--- Start Source passage ---

Songjiazhuang Station () is a station on Line 5, Line 10, and the Yizhuang Line of the Beijing Subway. This is an interchange station, terminal for Line 5 and Yizhuang Line. These two stations lie in the perpendicular directions, so that the passengers leaving the train from Line 5 proceed ahead to get to the station of Yizhuang Line. The station handled a peak passenger traffic of 262,800 people on May 5, 2013.

On December 30, 2012, Phase 2 Section 1 of Line 10 opened, passing through Songjiazhuang Station, making Songjiazhuang Station the 3rd 3-way transfer station of Beijing Subway (The first two being Xizhimen Station and Dongzhimen Station).

The Yizhuang Line has three platforms employing the spanish solution. For the Yizhuang Line departing passengers use the middle platform, whereas the arriving passengers disembark to the side platforms.

--- End Source passage ---
--- Start Listed records ---

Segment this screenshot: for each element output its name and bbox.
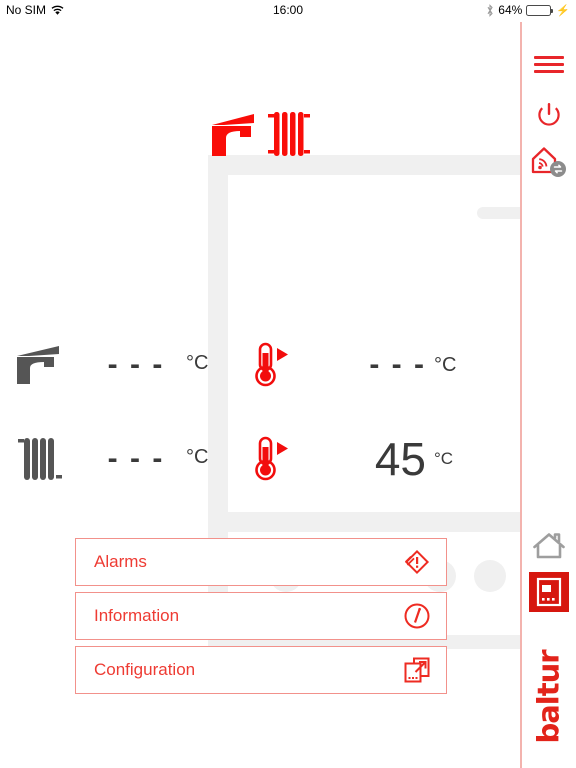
baltur-logo-text: baltur: [532, 650, 566, 744]
battery-percent-label: 64%: [498, 3, 523, 17]
status-bar-right: 64% ⚡: [486, 3, 570, 17]
radiator-setpoint-unit: °C: [434, 449, 454, 468]
hamburger-menu-button[interactable]: [522, 47, 576, 81]
faucet-temp-unit: °C: [186, 351, 209, 374]
menu-item-alarms[interactable]: Alarms: [75, 538, 447, 586]
status-bar: No SIM 16:00 64% ⚡: [0, 0, 576, 22]
hamburger-menu-icon: [534, 52, 564, 77]
thermometer-arrow-icon: [230, 341, 316, 389]
pump-circle-3: [474, 560, 506, 592]
radiator-setpoint-value: 45: [374, 433, 426, 485]
device-panel-tab-button[interactable]: [522, 570, 576, 614]
menu-item-label: Information: [94, 606, 180, 625]
radiator-temp-unit: °C: [186, 445, 209, 468]
pipe-horizontal-mid: [208, 512, 520, 532]
radiator-icon: [0, 434, 86, 484]
faucet-temp-value: - - -: [107, 348, 165, 381]
right-sidebar: baltur: [520, 22, 576, 768]
home-tab-button[interactable]: [522, 528, 576, 568]
readout-row-radiator: - - - °C 45 °C: [0, 412, 520, 506]
menu-item-label: Configuration: [94, 660, 196, 679]
home-wifi-sync-icon: [529, 143, 569, 184]
baltur-logo: baltur: [522, 650, 576, 743]
information-circle-icon: [402, 601, 432, 631]
power-icon: [534, 100, 564, 135]
alarm-warning-diamond-icon: [402, 547, 432, 577]
faucet-icon: [0, 343, 86, 387]
configuration-external-icon: [402, 655, 432, 685]
network-connection-button[interactable]: [522, 142, 576, 184]
home-outline-icon: [532, 531, 566, 566]
faucet-setpoint-value: - - -: [369, 348, 426, 381]
control-panel-icon: [529, 572, 569, 612]
menu-item-information[interactable]: Information: [75, 592, 447, 640]
readout-rows: - - - °C - - - °C - - - °C 45 °C: [0, 318, 520, 506]
battery-icon: [526, 4, 554, 16]
schematic-top-icons: [210, 108, 314, 165]
menu-item-label: Alarms: [94, 552, 147, 571]
main-menu: Alarms Information Configuration: [75, 538, 447, 700]
faucet-icon-red: [210, 112, 262, 165]
bluetooth-icon: [486, 3, 494, 17]
readout-row-faucet: - - - °C - - - °C: [0, 318, 520, 412]
pipe-stub-right: [477, 207, 525, 219]
radiator-icon-red: [266, 108, 314, 165]
app-root: No SIM 16:00 64% ⚡ - - - °C - - - °C - -…: [0, 0, 576, 768]
power-button[interactable]: [522, 100, 576, 134]
menu-item-configuration[interactable]: Configuration: [75, 646, 447, 694]
charging-bolt-icon: ⚡: [556, 4, 570, 17]
thermometer-arrow-icon: [230, 435, 316, 483]
radiator-temp-value: - - -: [107, 442, 165, 475]
faucet-setpoint-unit: °C: [434, 353, 457, 376]
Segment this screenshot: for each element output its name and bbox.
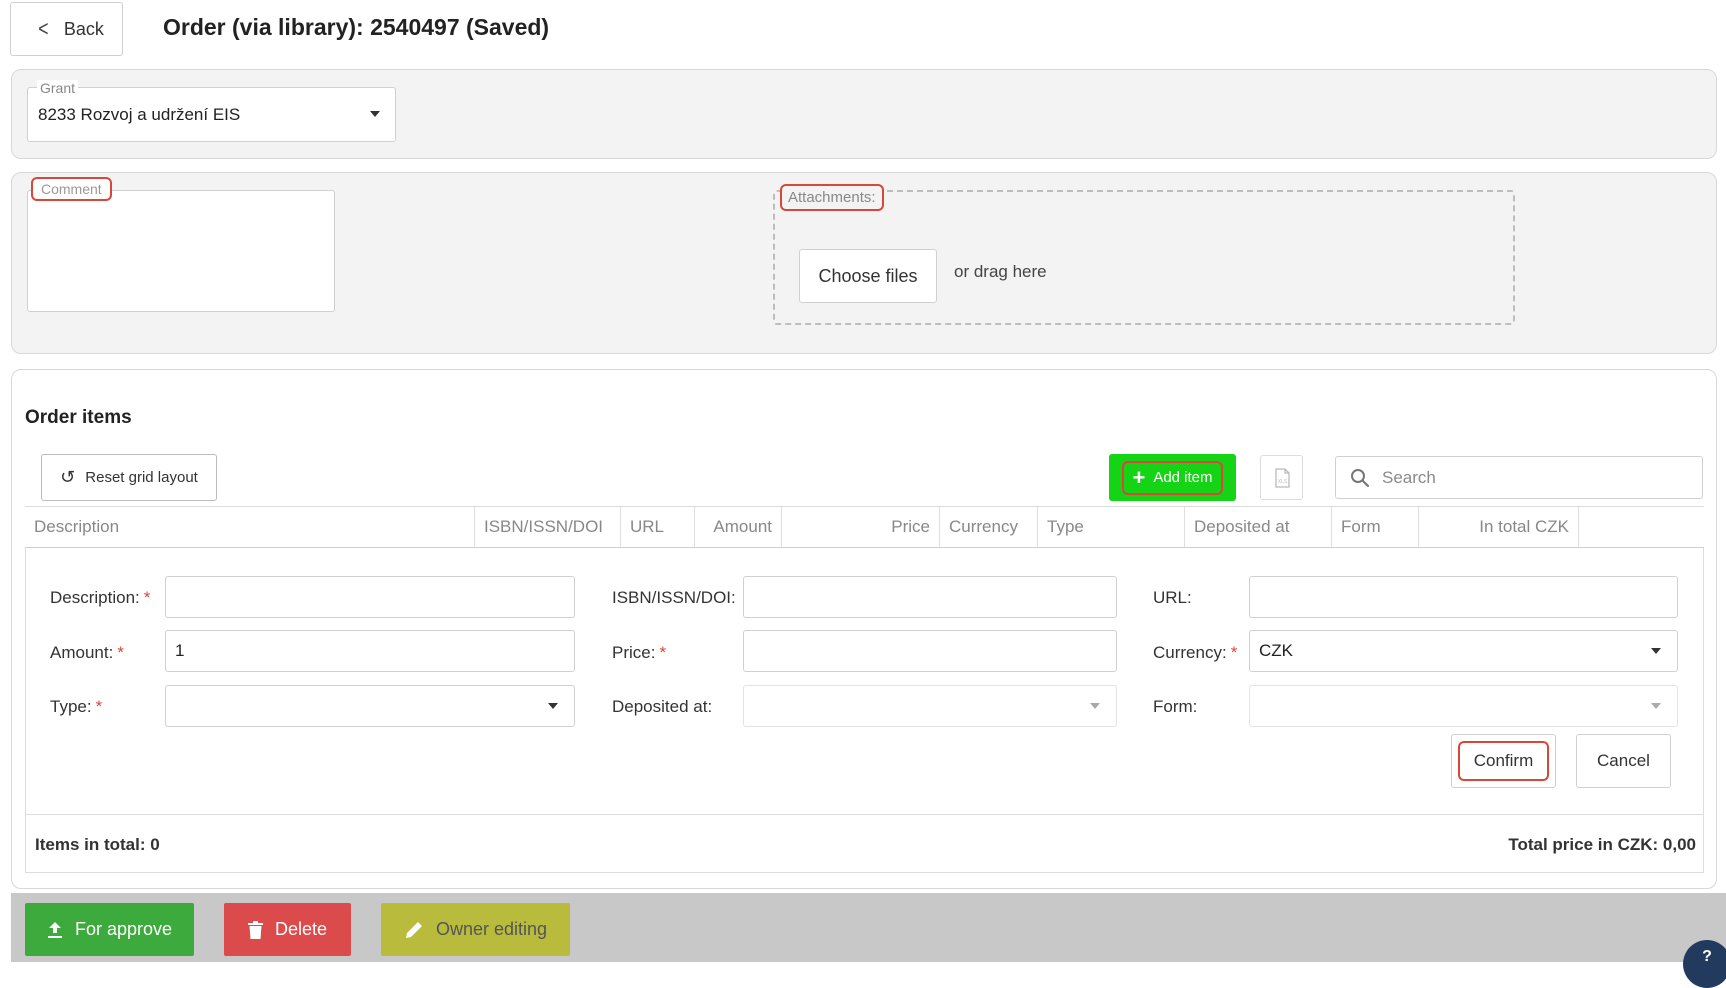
- chevron-down-icon: [548, 703, 558, 709]
- for-approve-button[interactable]: For approve: [25, 903, 194, 956]
- form-select[interactable]: [1249, 685, 1678, 727]
- add-item-button[interactable]: + Add item: [1109, 454, 1236, 501]
- undo-icon: ↺: [60, 467, 76, 487]
- reset-grid-label: Reset grid layout: [85, 469, 198, 486]
- column-header-isbn[interactable]: ISBN/ISSN/DOI: [475, 507, 621, 547]
- back-label: Back: [63, 18, 104, 39]
- currency-value: CZK: [1259, 641, 1293, 660]
- chevron-down-icon: [1651, 648, 1661, 654]
- currency-label: Currency: *: [1153, 643, 1238, 662]
- cancel-button[interactable]: Cancel: [1576, 734, 1671, 788]
- export-excel-button[interactable]: XLS: [1260, 455, 1303, 500]
- trash-icon: [247, 920, 263, 939]
- choose-files-button[interactable]: Choose files: [799, 249, 937, 303]
- price-label: Price: *: [612, 643, 667, 662]
- grant-value: 8233 Rozvoj a udržení EIS: [38, 105, 241, 124]
- amount-input[interactable]: 1: [165, 630, 575, 672]
- type-select[interactable]: [165, 685, 575, 727]
- for-approve-label: For approve: [74, 919, 173, 939]
- delete-button[interactable]: Delete: [224, 903, 351, 956]
- isbn-input[interactable]: [743, 576, 1117, 618]
- deposited-select[interactable]: [743, 685, 1117, 727]
- reset-grid-layout-button[interactable]: ↺ Reset grid layout: [41, 454, 217, 501]
- column-header-amount[interactable]: Amount: [695, 507, 782, 547]
- type-label: Type: *: [50, 697, 103, 716]
- chevron-down-icon: [1090, 703, 1100, 709]
- isbn-label: ISBN/ISSN/DOI:: [612, 588, 736, 607]
- owner-editing-label: Owner editing: [435, 919, 548, 939]
- description-label: Description: *: [50, 588, 151, 607]
- pencil-icon: [404, 920, 424, 940]
- column-header-form[interactable]: Form: [1332, 507, 1419, 547]
- column-header-url[interactable]: URL: [621, 507, 695, 547]
- excel-icon-text: XLS: [1277, 479, 1287, 485]
- confirm-button[interactable]: Confirm: [1451, 734, 1556, 788]
- url-input[interactable]: [1249, 576, 1678, 618]
- description-input[interactable]: [165, 576, 575, 618]
- back-button[interactable]: < Back: [10, 2, 123, 56]
- total-price: Total price in CZK: 0,00: [1508, 835, 1696, 854]
- comment-textarea[interactable]: [27, 190, 335, 312]
- column-header-type[interactable]: Type: [1038, 507, 1185, 547]
- chevron-down-icon: [370, 111, 380, 117]
- price-input[interactable]: [743, 630, 1117, 672]
- order-items-title: Order items: [25, 407, 132, 428]
- chevron-left-icon: <: [38, 16, 49, 41]
- search-input[interactable]: [1382, 467, 1682, 488]
- page-title: Order (via library): 2540497 (Saved): [163, 14, 550, 40]
- column-header-currency[interactable]: Currency: [940, 507, 1038, 547]
- column-header-deposited[interactable]: Deposited at: [1185, 507, 1332, 547]
- add-item-label: Add item: [1153, 469, 1213, 486]
- delete-label: Delete: [274, 919, 328, 939]
- column-header-description[interactable]: Description: [25, 507, 475, 547]
- search-icon: [1351, 468, 1370, 487]
- items-total: Items in total: 0: [35, 835, 160, 854]
- form-label: Form:: [1153, 697, 1198, 716]
- grid-footer: [25, 814, 1704, 873]
- grant-legend: Grant: [37, 80, 79, 96]
- column-header-price[interactable]: Price: [782, 507, 940, 547]
- currency-select[interactable]: CZK: [1249, 630, 1678, 672]
- comment-legend: Comment: [31, 177, 112, 201]
- confirm-label: Confirm: [1457, 741, 1550, 781]
- search-box[interactable]: [1335, 456, 1703, 499]
- upload-icon: [47, 921, 63, 939]
- url-label: URL:: [1153, 588, 1192, 607]
- amount-label: Amount: *: [50, 643, 124, 662]
- grid-header: Description ISBN/ISSN/DOI URL Amount Pri…: [25, 506, 1704, 548]
- attachments-legend: Attachments:: [780, 184, 884, 211]
- deposited-label: Deposited at:: [612, 697, 713, 716]
- column-header-total[interactable]: In total CZK: [1419, 507, 1579, 547]
- plus-icon: +: [1132, 464, 1146, 490]
- excel-export-icon: XLS: [1274, 467, 1290, 488]
- drag-hint: or drag here: [954, 262, 1047, 281]
- owner-editing-button[interactable]: Owner editing: [381, 903, 570, 956]
- help-icon[interactable]: ?: [1683, 940, 1726, 988]
- chevron-down-icon: [1651, 703, 1661, 709]
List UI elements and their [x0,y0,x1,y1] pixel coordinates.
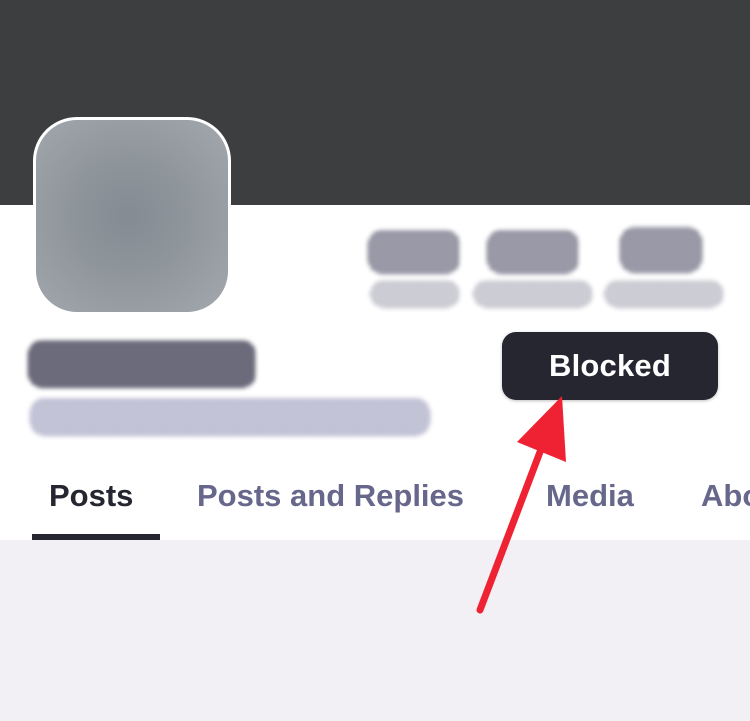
display-name-redacted [28,340,256,388]
stat-followers-count-redacted [368,230,460,274]
tab-media[interactable]: Media [546,478,634,514]
tab-posts[interactable]: Posts [49,478,133,514]
blocked-button[interactable]: Blocked [502,332,718,400]
blocked-button-label: Blocked [549,348,671,383]
avatar[interactable] [33,117,231,315]
stat-posts-label-redacted [604,280,724,308]
stat-followers-label-redacted [370,280,460,308]
handle-redacted [30,398,430,436]
tab-about[interactable]: About [701,478,750,514]
stat-following-label-redacted [473,280,593,308]
stat-following-count-redacted [487,230,579,274]
stat-posts-count-redacted [620,227,702,273]
active-tab-indicator [32,534,160,540]
tab-posts-and-replies[interactable]: Posts and Replies [197,478,464,514]
profile-tabs: Posts Posts and Replies Media About [0,460,750,540]
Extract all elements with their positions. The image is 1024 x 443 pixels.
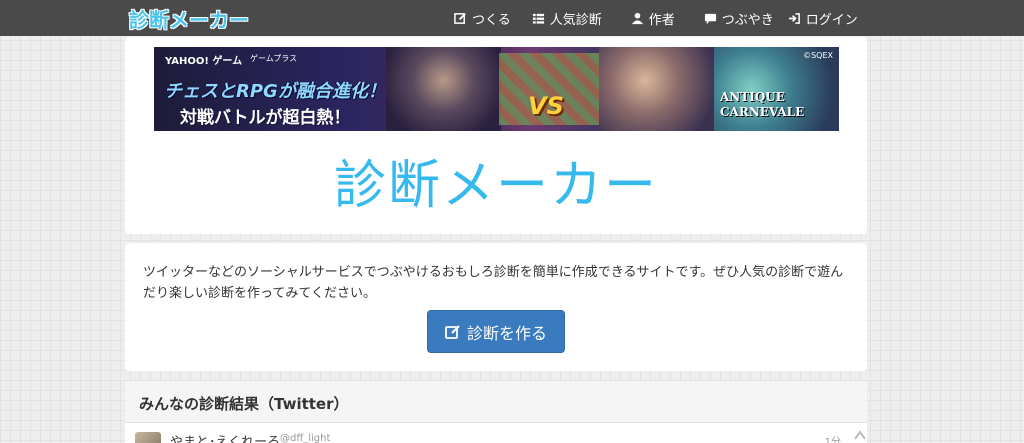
ad-banner[interactable]: YAHOO! ゲーム ゲームプラス チェスとRPGが融合進化！ 対戦バトルが超白… xyxy=(154,47,839,131)
banner-character-art-2 xyxy=(599,47,714,131)
banner-game-title: ANTIQUE CARNEVALE xyxy=(720,90,804,120)
banner-gameplus-logo: ゲームプラス xyxy=(250,54,298,63)
nav-tweets[interactable]: つぶやき xyxy=(703,9,774,28)
user-icon xyxy=(630,11,645,26)
banner-copyright: ©SQEX xyxy=(803,51,833,60)
hero-panel: YAHOO! ゲーム ゲームプラス チェスとRPGが融合進化！ 対戦バトルが超白… xyxy=(125,37,867,234)
nav-tweets-label: つぶやき xyxy=(721,12,774,28)
avatar[interactable] xyxy=(135,432,161,443)
nav-make-label: つくる xyxy=(472,12,511,28)
banner-headline-1: チェスとRPGが融合進化！ xyxy=(164,81,386,102)
intro-panel: ツイッターなどのソーシャルサービスでつぶやけるおもしろ診断を簡単に作成できるサイ… xyxy=(125,243,867,371)
edit-icon xyxy=(453,11,468,26)
login-icon xyxy=(787,11,802,26)
result-user-name[interactable]: やまと･えくれーる xyxy=(170,431,280,443)
banner-game-title-line1: ANTIQUE xyxy=(720,90,785,104)
list-icon xyxy=(531,11,546,26)
create-diagnosis-button[interactable]: 診断を作る xyxy=(427,310,565,353)
nav-make[interactable]: つくる xyxy=(453,9,511,28)
result-user-handle[interactable]: @dff_light xyxy=(280,433,330,443)
intro-description: ツイッターなどのソーシャルサービスでつぶやけるおもしろ診断を簡単に作成できるサイ… xyxy=(143,265,844,301)
nav-links: つくる 人気診断 作者 つぶやき ログイン xyxy=(453,0,858,36)
edit-icon xyxy=(445,324,460,339)
results-panel: みんなの診断結果（Twitter） やまと･えくれーる @dff_light 1… xyxy=(125,381,867,443)
banner-headline-2: 対戦バトルが超白熱！ xyxy=(180,108,351,128)
nav-author-label: 作者 xyxy=(648,12,675,28)
banner-character-art xyxy=(386,47,501,131)
banner-yahoo-logo: YAHOO! ゲーム xyxy=(165,56,243,67)
hero-title: 診断メーカー xyxy=(333,156,658,216)
banner-vs: VS xyxy=(528,92,564,120)
result-timestamp: 1分 xyxy=(824,437,841,443)
scroll-top-icon[interactable] xyxy=(853,426,867,443)
nav-login[interactable]: ログイン xyxy=(787,9,858,28)
nav-login-label: ログイン xyxy=(805,12,858,28)
results-header: みんなの診断結果（Twitter） xyxy=(125,381,867,423)
result-row[interactable]: やまと･えくれーる @dff_light 1分 xyxy=(125,424,867,443)
brand-logo[interactable]: 診断メーカー xyxy=(129,4,249,33)
banner-game-title-line2: CARNEVALE xyxy=(720,105,805,119)
top-navbar: 診断メーカー つくる 人気診断 作者 つぶやき ログイン xyxy=(0,0,1024,36)
nav-popular[interactable]: 人気診断 xyxy=(531,9,602,28)
results-title: みんなの診断結果（Twitter） xyxy=(139,395,349,413)
create-diagnosis-label: 診断を作る xyxy=(466,323,547,343)
nav-popular-label: 人気診断 xyxy=(549,12,602,28)
comment-icon xyxy=(703,11,718,26)
nav-author[interactable]: 作者 xyxy=(630,9,675,28)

--- End Listed records ---

» Stated problem: Carry the Songjiazhuang Station passage forward, beginning right after its final sentence. The items were taken from a source separate from the Songjiazhuang Station passage.

» Answer for the task:
Station Layout 
The entire station is underground. Line 5 has 2 side platforms. Line 10 has dual-island platforms with a single track between the 2 platforms. The Yizhuang line also has dual-island platforms, using the spanish solution.

With 10 platforms and 7 tracks, the station has the most platforms and tracks on the entire Beijing Subway.

Exits 
There are 9 exits, lettered A, B, C, D, E, F, G, H, and I. Exit G is accessible.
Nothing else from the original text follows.